* Start *

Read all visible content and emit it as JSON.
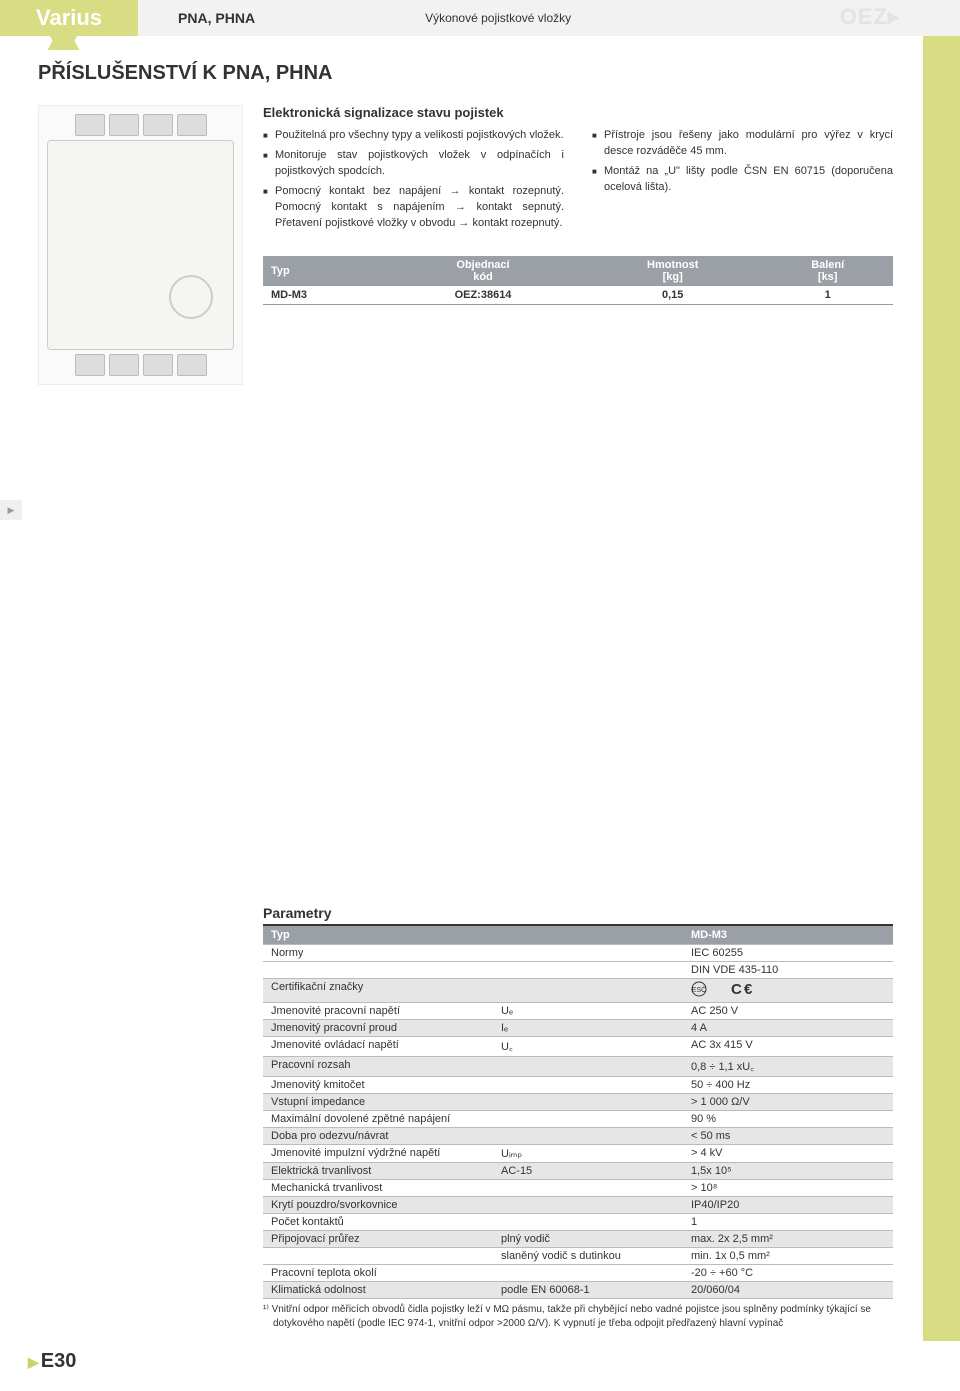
{
  "header": {
    "brand": "Varius",
    "code": "PNA, PHNA",
    "desc": "Výkonové pojistkové vložky",
    "logo": "OEZ▸"
  },
  "section_title": "PŘÍSLUŠENSTVÍ K PNA, PHNA",
  "info_heading": "Elektronická signalizace stavu pojistek",
  "bullets_left": [
    "Použitelná pro všechny typy a velikosti pojistkových vložek.",
    "Monitoruje stav pojistkových vložek v odpínačích i pojistkových spodcích.",
    "Pomocný kontakt bez napájení → kontakt rozepnutý. Pomocný kontakt s napájením → kontakt sepnutý. Přetavení pojistkové vložky v obvodu → kontakt rozepnutý."
  ],
  "bullets_right": [
    "Přístroje jsou řešeny jako modulární pro výřez v krycí desce rozváděče 45 mm.",
    "Montáž na „U\" lišty podle ČSN EN 60715 (doporučena ocelová lišta)."
  ],
  "order_table": {
    "head": [
      "Typ",
      "Objednací kód",
      "Hmotnost [kg]",
      "Balení [ks]"
    ],
    "row": [
      "MD-M3",
      "OEZ:38614",
      "0,15",
      "1"
    ]
  },
  "params_title": "Parametry",
  "params_head": {
    "c1": "Typ",
    "c3": "MD-M3"
  },
  "params_rows": [
    {
      "label": "Normy",
      "sym": "",
      "val": "IEC 60255",
      "alt": false
    },
    {
      "label": "",
      "sym": "",
      "val": "DIN VDE 435-110",
      "alt": false
    },
    {
      "label": "Certifikační značky",
      "sym": "",
      "val": "__CERT__",
      "alt": true
    },
    {
      "label": "Jmenovité pracovní napětí",
      "sym": "Uₑ",
      "val": "AC 250 V",
      "alt": false
    },
    {
      "label": "Jmenovitý pracovní proud",
      "sym": "Iₑ",
      "val": "4 A",
      "alt": true
    },
    {
      "label": "Jmenovité ovládací napětí",
      "sym": "U꜀",
      "val": "AC 3x 415 V",
      "alt": false
    },
    {
      "label": "Pracovní rozsah",
      "sym": "",
      "val": "0,8 ÷ 1,1 xU꜀",
      "alt": true
    },
    {
      "label": "Jmenovitý kmitočet",
      "sym": "",
      "val": "50 ÷ 400 Hz",
      "alt": false
    },
    {
      "label": "Vstupní impedance",
      "sym": "",
      "val": "> 1 000 Ω/V",
      "alt": true
    },
    {
      "label": "Maximální dovolené zpětné napájení",
      "sym": "",
      "val": "90 %",
      "alt": false
    },
    {
      "label": "Doba pro odezvu/návrat",
      "sym": "",
      "val": "< 50 ms",
      "alt": true
    },
    {
      "label": "Jmenovité impulzní výdržné napětí",
      "sym": "Uᵢₘₚ",
      "val": "> 4 kV",
      "alt": false
    },
    {
      "label": "Elektrická trvanlivost",
      "sym": "AC-15",
      "val": "1,5x 10⁵",
      "alt": true
    },
    {
      "label": "Mechanická trvanlivost",
      "sym": "",
      "val": "> 10⁸",
      "alt": false
    },
    {
      "label": "Krytí pouzdro/svorkovnice",
      "sym": "",
      "val": "IP40/IP20",
      "alt": true
    },
    {
      "label": "Počet kontaktů",
      "sym": "",
      "val": "1",
      "alt": false
    },
    {
      "label": "Připojovací průřez",
      "sym": "plný vodič",
      "val": "max. 2x 2,5 mm²",
      "alt": true
    },
    {
      "label": "",
      "sym": "slaněný vodič s dutinkou",
      "val": "min. 1x 0,5 mm²",
      "alt": false
    },
    {
      "label": "Pracovní teplota okolí",
      "sym": "",
      "val": "-20 ÷ +60 °C",
      "alt": false
    },
    {
      "label": "Klimatická odolnost",
      "sym": "podle EN 60068-1",
      "val": "20/060/04",
      "alt": true
    }
  ],
  "footnote": "¹⁾ Vnitřní odpor měřicích obvodů čidla pojistky leží v MΩ pásmu, takže při chybějící nebo vadné pojistce jsou splněny podmínky týkající se dotykového napětí (podle IEC 974-1, vnitřní odpor >2000 Ω/V). K vypnutí je třeba odpojit předřazený hlavní vypínač",
  "page_number": "E30"
}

* End *

- _Problem details_: Find every line in the records above that contains the word "napájení", and copy each one.

- _Output for this task_:
    "Pomocný kontakt bez napájení → kontakt rozepnutý. Pomocný kontakt s napájením → kontakt sepnutý. Přetavení pojistkové vložky v obvodu → kontakt rozepnutý."
      "label": "Maximální dovolené zpětné napájení",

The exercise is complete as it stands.